** Materials provided **

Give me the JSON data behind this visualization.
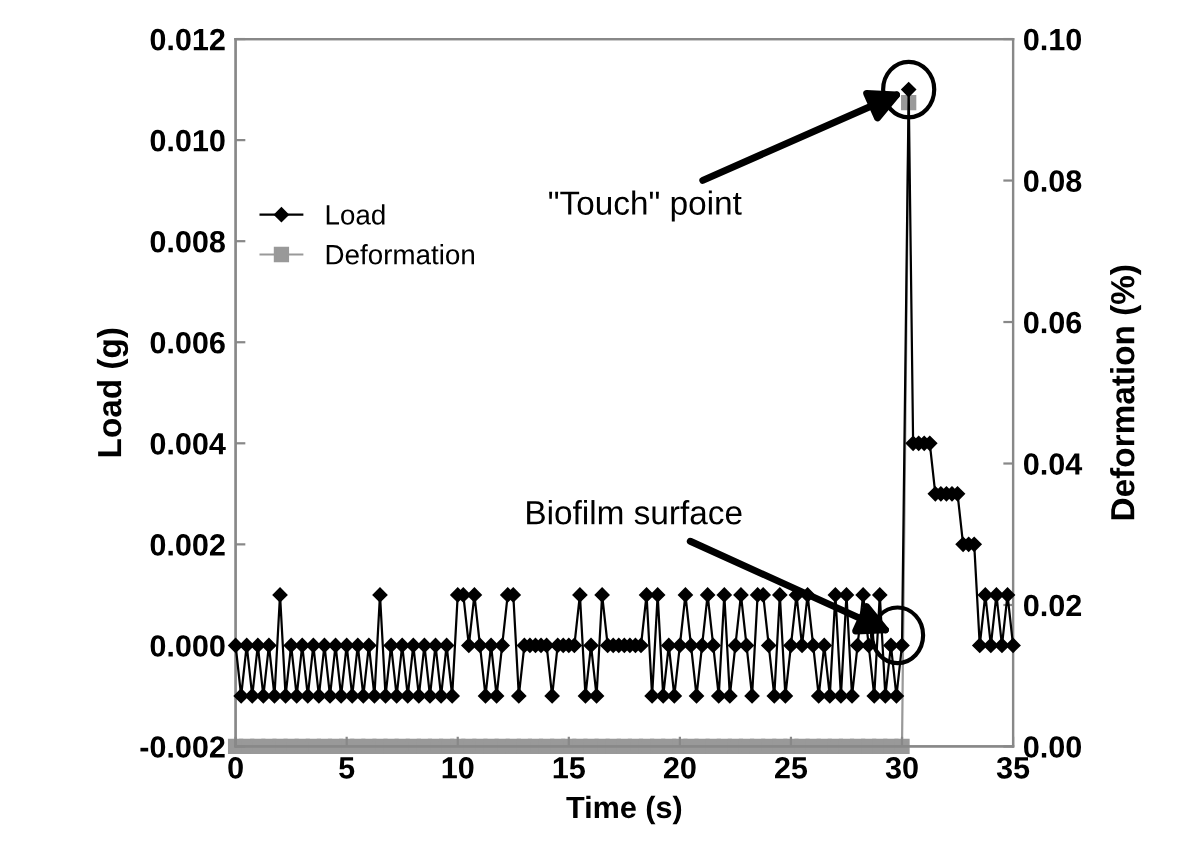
{
  "chart_data": {
    "type": "line",
    "xlabel": "Time (s)",
    "ylabel": "Load (g)",
    "y2label": "Deformation (%)",
    "xlim": [
      0,
      35
    ],
    "xticks": [
      0,
      5,
      10,
      15,
      20,
      25,
      30,
      35
    ],
    "ylim": [
      -0.002,
      0.012
    ],
    "yticks": [
      {
        "value": -0.002,
        "label": "-0.002"
      },
      {
        "value": 0,
        "label": "0.000"
      },
      {
        "value": 0.002,
        "label": "0.002"
      },
      {
        "value": 0.004,
        "label": "0.004"
      },
      {
        "value": 0.006,
        "label": "0.006"
      },
      {
        "value": 0.008,
        "label": "0.008"
      },
      {
        "value": 0.01,
        "label": "0.010"
      },
      {
        "value": 0.012,
        "label": "0.012"
      }
    ],
    "y2lim": [
      0,
      0.1
    ],
    "y2ticks": [
      {
        "value": 0,
        "label": "0.00"
      },
      {
        "value": 0.02,
        "label": "0.02"
      },
      {
        "value": 0.04,
        "label": "0.04"
      },
      {
        "value": 0.06,
        "label": "0.06"
      },
      {
        "value": 0.08,
        "label": "0.08"
      },
      {
        "value": 0.1,
        "label": "0.10"
      }
    ],
    "grid": false,
    "legend": "left",
    "line_style": "solid",
    "series": [
      {
        "name": "Load",
        "color": "#000000",
        "marker": "diamond",
        "x": [
          0,
          0.25,
          0.5,
          0.75,
          1,
          1.25,
          1.5,
          1.75,
          2,
          2.25,
          2.5,
          2.75,
          3,
          3.25,
          3.5,
          3.75,
          4,
          4.25,
          4.5,
          4.75,
          5,
          5.25,
          5.5,
          5.75,
          6,
          6.25,
          6.5,
          6.75,
          7,
          7.25,
          7.5,
          7.75,
          8,
          8.25,
          8.5,
          8.75,
          9,
          9.25,
          9.5,
          9.75,
          10,
          10.25,
          10.5,
          10.75,
          11,
          11.25,
          11.5,
          11.75,
          12,
          12.25,
          12.5,
          12.75,
          13,
          13.25,
          13.5,
          13.75,
          14,
          14.25,
          14.5,
          14.75,
          15,
          15.25,
          15.5,
          15.75,
          16,
          16.25,
          16.5,
          16.75,
          17,
          17.25,
          17.5,
          17.75,
          18,
          18.25,
          18.5,
          18.75,
          19,
          19.25,
          19.5,
          19.75,
          20,
          20.25,
          20.5,
          20.75,
          21,
          21.25,
          21.5,
          21.75,
          22,
          22.25,
          22.5,
          22.75,
          23,
          23.25,
          23.5,
          23.75,
          24,
          24.25,
          24.5,
          24.75,
          25,
          25.25,
          25.5,
          25.75,
          26,
          26.25,
          26.5,
          26.75,
          27,
          27.25,
          27.5,
          27.75,
          28,
          28.25,
          28.5,
          28.75,
          29,
          29.25,
          29.5,
          29.75,
          30,
          30.3,
          30.5,
          30.75,
          31,
          31.25,
          31.5,
          31.75,
          32,
          32.25,
          32.5,
          32.75,
          33,
          33.25,
          33.5,
          33.75,
          34,
          34.25,
          34.5,
          34.75,
          35
        ],
        "values": [
          0,
          -0.001,
          0,
          -0.001,
          0,
          -0.001,
          0,
          -0.001,
          0.001,
          -0.001,
          0,
          -0.001,
          0,
          -0.001,
          0,
          -0.001,
          0,
          -0.001,
          0,
          -0.001,
          0,
          -0.001,
          0,
          -0.001,
          0,
          -0.001,
          0.001,
          -0.001,
          0,
          -0.001,
          0,
          -0.001,
          0,
          -0.001,
          0,
          -0.001,
          0,
          -0.001,
          0,
          -0.001,
          0.001,
          0.001,
          0,
          0.001,
          0,
          -0.001,
          0,
          -0.001,
          0,
          0.001,
          0.001,
          -0.001,
          0,
          0,
          0,
          0,
          0,
          -0.001,
          0,
          0,
          0,
          0,
          0.001,
          -0.001,
          0,
          -0.001,
          0.001,
          0,
          0,
          0,
          0,
          0,
          0,
          0,
          0.001,
          -0.001,
          0.001,
          -0.001,
          0,
          -0.001,
          0,
          0.001,
          0,
          -0.001,
          0,
          0.001,
          0,
          -0.001,
          0.001,
          -0.001,
          0,
          0.001,
          0,
          -0.001,
          0.001,
          0.001,
          0,
          -0.001,
          0.001,
          -0.001,
          0,
          0.001,
          0,
          0.001,
          0,
          -0.001,
          0,
          -0.001,
          0.001,
          -0.001,
          0.001,
          -0.001,
          0,
          0.001,
          0,
          -0.001,
          0.001,
          -0.001,
          0,
          -0.001,
          0,
          0.011,
          0.004,
          0.004,
          0.004,
          0.004,
          0.003,
          0.003,
          0.003,
          0.003,
          0.003,
          0.002,
          0.002,
          0.002,
          0,
          0.001,
          0,
          0.001,
          0,
          0.001,
          0
        ]
      },
      {
        "name": "Deformation",
        "color": "#999999",
        "marker": "square",
        "axis": "y2",
        "x": [
          0,
          0.5,
          1,
          1.5,
          2,
          2.5,
          3,
          3.5,
          4,
          4.5,
          5,
          5.5,
          6,
          6.5,
          7,
          7.5,
          8,
          8.5,
          9,
          9.5,
          10,
          10.5,
          11,
          11.5,
          12,
          12.5,
          13,
          13.5,
          14,
          14.5,
          15,
          15.5,
          16,
          16.5,
          17,
          17.5,
          18,
          18.5,
          19,
          19.5,
          20,
          20.5,
          21,
          21.5,
          22,
          22.5,
          23,
          23.5,
          24,
          24.5,
          25,
          25.5,
          26,
          26.5,
          27,
          27.5,
          28,
          28.5,
          29,
          29.5,
          30,
          30.3
        ],
        "values": [
          0,
          0,
          0,
          0,
          0,
          0,
          0,
          0,
          0,
          0,
          0,
          0,
          0,
          0,
          0,
          0,
          0,
          0,
          0,
          0,
          0,
          0,
          0,
          0,
          0,
          0,
          0,
          0,
          0,
          0,
          0,
          0,
          0,
          0,
          0,
          0,
          0,
          0,
          0,
          0,
          0,
          0,
          0,
          0,
          0,
          0,
          0,
          0,
          0,
          0,
          0,
          0,
          0,
          0,
          0,
          0,
          0,
          0,
          0,
          0,
          0,
          0.091
        ]
      }
    ],
    "annotations": [
      {
        "text": "\"Touch\" point",
        "x": 30.3,
        "y": 0.011
      },
      {
        "text": "Biofilm surface",
        "x": 29.8,
        "y": 0.0002
      }
    ]
  }
}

** Task statement **
In this exercise, set down all of the data exactly, without the pictures.

** Response to the task **
Give me the JSON data behind this visualization.
{
  "chart_data": {
    "type": "line",
    "xlabel": "Time (s)",
    "ylabel": "Load (g)",
    "y2label": "Deformation (%)",
    "xlim": [
      0,
      35
    ],
    "xticks": [
      0,
      5,
      10,
      15,
      20,
      25,
      30,
      35
    ],
    "ylim": [
      -0.002,
      0.012
    ],
    "yticks": [
      {
        "value": -0.002,
        "label": "-0.002"
      },
      {
        "value": 0,
        "label": "0.000"
      },
      {
        "value": 0.002,
        "label": "0.002"
      },
      {
        "value": 0.004,
        "label": "0.004"
      },
      {
        "value": 0.006,
        "label": "0.006"
      },
      {
        "value": 0.008,
        "label": "0.008"
      },
      {
        "value": 0.01,
        "label": "0.010"
      },
      {
        "value": 0.012,
        "label": "0.012"
      }
    ],
    "y2lim": [
      0,
      0.1
    ],
    "y2ticks": [
      {
        "value": 0,
        "label": "0.00"
      },
      {
        "value": 0.02,
        "label": "0.02"
      },
      {
        "value": 0.04,
        "label": "0.04"
      },
      {
        "value": 0.06,
        "label": "0.06"
      },
      {
        "value": 0.08,
        "label": "0.08"
      },
      {
        "value": 0.1,
        "label": "0.10"
      }
    ],
    "grid": false,
    "legend": "left",
    "line_style": "solid",
    "series": [
      {
        "name": "Load",
        "color": "#000000",
        "marker": "diamond",
        "x": [
          0,
          0.25,
          0.5,
          0.75,
          1,
          1.25,
          1.5,
          1.75,
          2,
          2.25,
          2.5,
          2.75,
          3,
          3.25,
          3.5,
          3.75,
          4,
          4.25,
          4.5,
          4.75,
          5,
          5.25,
          5.5,
          5.75,
          6,
          6.25,
          6.5,
          6.75,
          7,
          7.25,
          7.5,
          7.75,
          8,
          8.25,
          8.5,
          8.75,
          9,
          9.25,
          9.5,
          9.75,
          10,
          10.25,
          10.5,
          10.75,
          11,
          11.25,
          11.5,
          11.75,
          12,
          12.25,
          12.5,
          12.75,
          13,
          13.25,
          13.5,
          13.75,
          14,
          14.25,
          14.5,
          14.75,
          15,
          15.25,
          15.5,
          15.75,
          16,
          16.25,
          16.5,
          16.75,
          17,
          17.25,
          17.5,
          17.75,
          18,
          18.25,
          18.5,
          18.75,
          19,
          19.25,
          19.5,
          19.75,
          20,
          20.25,
          20.5,
          20.75,
          21,
          21.25,
          21.5,
          21.75,
          22,
          22.25,
          22.5,
          22.75,
          23,
          23.25,
          23.5,
          23.75,
          24,
          24.25,
          24.5,
          24.75,
          25,
          25.25,
          25.5,
          25.75,
          26,
          26.25,
          26.5,
          26.75,
          27,
          27.25,
          27.5,
          27.75,
          28,
          28.25,
          28.5,
          28.75,
          29,
          29.25,
          29.5,
          29.75,
          30,
          30.3,
          30.5,
          30.75,
          31,
          31.25,
          31.5,
          31.75,
          32,
          32.25,
          32.5,
          32.75,
          33,
          33.25,
          33.5,
          33.75,
          34,
          34.25,
          34.5,
          34.75,
          35
        ],
        "values": [
          0,
          -0.001,
          0,
          -0.001,
          0,
          -0.001,
          0,
          -0.001,
          0.001,
          -0.001,
          0,
          -0.001,
          0,
          -0.001,
          0,
          -0.001,
          0,
          -0.001,
          0,
          -0.001,
          0,
          -0.001,
          0,
          -0.001,
          0,
          -0.001,
          0.001,
          -0.001,
          0,
          -0.001,
          0,
          -0.001,
          0,
          -0.001,
          0,
          -0.001,
          0,
          -0.001,
          0,
          -0.001,
          0.001,
          0.001,
          0,
          0.001,
          0,
          -0.001,
          0,
          -0.001,
          0,
          0.001,
          0.001,
          -0.001,
          0,
          0,
          0,
          0,
          0,
          -0.001,
          0,
          0,
          0,
          0,
          0.001,
          -0.001,
          0,
          -0.001,
          0.001,
          0,
          0,
          0,
          0,
          0,
          0,
          0,
          0.001,
          -0.001,
          0.001,
          -0.001,
          0,
          -0.001,
          0,
          0.001,
          0,
          -0.001,
          0,
          0.001,
          0,
          -0.001,
          0.001,
          -0.001,
          0,
          0.001,
          0,
          -0.001,
          0.001,
          0.001,
          0,
          -0.001,
          0.001,
          -0.001,
          0,
          0.001,
          0,
          0.001,
          0,
          -0.001,
          0,
          -0.001,
          0.001,
          -0.001,
          0.001,
          -0.001,
          0,
          0.001,
          0,
          -0.001,
          0.001,
          -0.001,
          0,
          -0.001,
          0,
          0.011,
          0.004,
          0.004,
          0.004,
          0.004,
          0.003,
          0.003,
          0.003,
          0.003,
          0.003,
          0.002,
          0.002,
          0.002,
          0,
          0.001,
          0,
          0.001,
          0,
          0.001,
          0
        ]
      },
      {
        "name": "Deformation",
        "color": "#999999",
        "marker": "square",
        "axis": "y2",
        "x": [
          0,
          0.5,
          1,
          1.5,
          2,
          2.5,
          3,
          3.5,
          4,
          4.5,
          5,
          5.5,
          6,
          6.5,
          7,
          7.5,
          8,
          8.5,
          9,
          9.5,
          10,
          10.5,
          11,
          11.5,
          12,
          12.5,
          13,
          13.5,
          14,
          14.5,
          15,
          15.5,
          16,
          16.5,
          17,
          17.5,
          18,
          18.5,
          19,
          19.5,
          20,
          20.5,
          21,
          21.5,
          22,
          22.5,
          23,
          23.5,
          24,
          24.5,
          25,
          25.5,
          26,
          26.5,
          27,
          27.5,
          28,
          28.5,
          29,
          29.5,
          30,
          30.3
        ],
        "values": [
          0,
          0,
          0,
          0,
          0,
          0,
          0,
          0,
          0,
          0,
          0,
          0,
          0,
          0,
          0,
          0,
          0,
          0,
          0,
          0,
          0,
          0,
          0,
          0,
          0,
          0,
          0,
          0,
          0,
          0,
          0,
          0,
          0,
          0,
          0,
          0,
          0,
          0,
          0,
          0,
          0,
          0,
          0,
          0,
          0,
          0,
          0,
          0,
          0,
          0,
          0,
          0,
          0,
          0,
          0,
          0,
          0,
          0,
          0,
          0,
          0,
          0.091
        ]
      }
    ],
    "annotations": [
      {
        "text": "\"Touch\" point",
        "x": 30.3,
        "y": 0.011
      },
      {
        "text": "Biofilm surface",
        "x": 29.8,
        "y": 0.0002
      }
    ]
  }
}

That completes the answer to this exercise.